# Short task:
Pull out every line of the listing below where "Выход" appears.

┄┄┄┄┄┄┄┄┄┄

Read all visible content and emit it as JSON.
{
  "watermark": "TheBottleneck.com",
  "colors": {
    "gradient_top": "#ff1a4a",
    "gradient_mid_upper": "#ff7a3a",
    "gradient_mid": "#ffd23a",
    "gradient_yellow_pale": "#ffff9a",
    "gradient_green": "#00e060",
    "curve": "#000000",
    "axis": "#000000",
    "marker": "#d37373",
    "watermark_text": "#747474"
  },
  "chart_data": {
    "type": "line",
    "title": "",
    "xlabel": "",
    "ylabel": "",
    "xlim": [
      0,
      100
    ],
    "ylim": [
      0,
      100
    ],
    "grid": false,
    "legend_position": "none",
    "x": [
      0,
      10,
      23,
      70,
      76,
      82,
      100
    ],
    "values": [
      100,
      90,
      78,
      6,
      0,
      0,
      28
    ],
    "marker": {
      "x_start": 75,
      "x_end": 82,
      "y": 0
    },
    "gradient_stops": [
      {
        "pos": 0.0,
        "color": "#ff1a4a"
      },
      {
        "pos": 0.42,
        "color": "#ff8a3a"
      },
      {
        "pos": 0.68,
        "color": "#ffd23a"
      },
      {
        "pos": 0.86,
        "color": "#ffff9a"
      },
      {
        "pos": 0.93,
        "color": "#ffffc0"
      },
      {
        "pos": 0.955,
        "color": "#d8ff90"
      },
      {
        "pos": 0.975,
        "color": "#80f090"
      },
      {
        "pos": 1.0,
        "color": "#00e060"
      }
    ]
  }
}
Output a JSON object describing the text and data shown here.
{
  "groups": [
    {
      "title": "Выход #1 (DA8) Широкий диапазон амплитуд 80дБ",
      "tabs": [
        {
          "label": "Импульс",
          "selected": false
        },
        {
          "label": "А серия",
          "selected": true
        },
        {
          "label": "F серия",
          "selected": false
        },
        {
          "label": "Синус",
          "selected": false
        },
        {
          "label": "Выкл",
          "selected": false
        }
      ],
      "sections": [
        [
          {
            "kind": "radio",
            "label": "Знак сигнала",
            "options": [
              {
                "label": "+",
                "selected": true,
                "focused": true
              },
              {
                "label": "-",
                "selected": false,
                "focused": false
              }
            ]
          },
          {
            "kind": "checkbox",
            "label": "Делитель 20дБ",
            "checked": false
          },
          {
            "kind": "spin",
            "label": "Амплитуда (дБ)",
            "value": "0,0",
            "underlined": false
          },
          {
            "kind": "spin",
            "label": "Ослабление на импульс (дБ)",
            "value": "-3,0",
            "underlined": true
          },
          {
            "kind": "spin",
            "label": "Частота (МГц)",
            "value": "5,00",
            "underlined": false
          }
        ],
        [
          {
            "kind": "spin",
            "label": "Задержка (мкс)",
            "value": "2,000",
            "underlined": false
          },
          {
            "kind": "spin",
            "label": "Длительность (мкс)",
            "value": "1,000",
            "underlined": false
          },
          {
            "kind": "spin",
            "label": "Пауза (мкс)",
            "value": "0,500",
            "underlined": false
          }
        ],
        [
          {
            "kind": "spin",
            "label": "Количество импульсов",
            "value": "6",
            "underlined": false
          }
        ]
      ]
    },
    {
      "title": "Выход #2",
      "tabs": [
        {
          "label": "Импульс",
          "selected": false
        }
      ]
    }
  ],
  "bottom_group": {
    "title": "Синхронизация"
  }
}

┄┄┄┄┄┄┄┄┄┄

# Exercise output:
      "title": "Выход #1 (DA8) Широкий диапазон амплитуд 80дБ",
      "title": "Выход #2",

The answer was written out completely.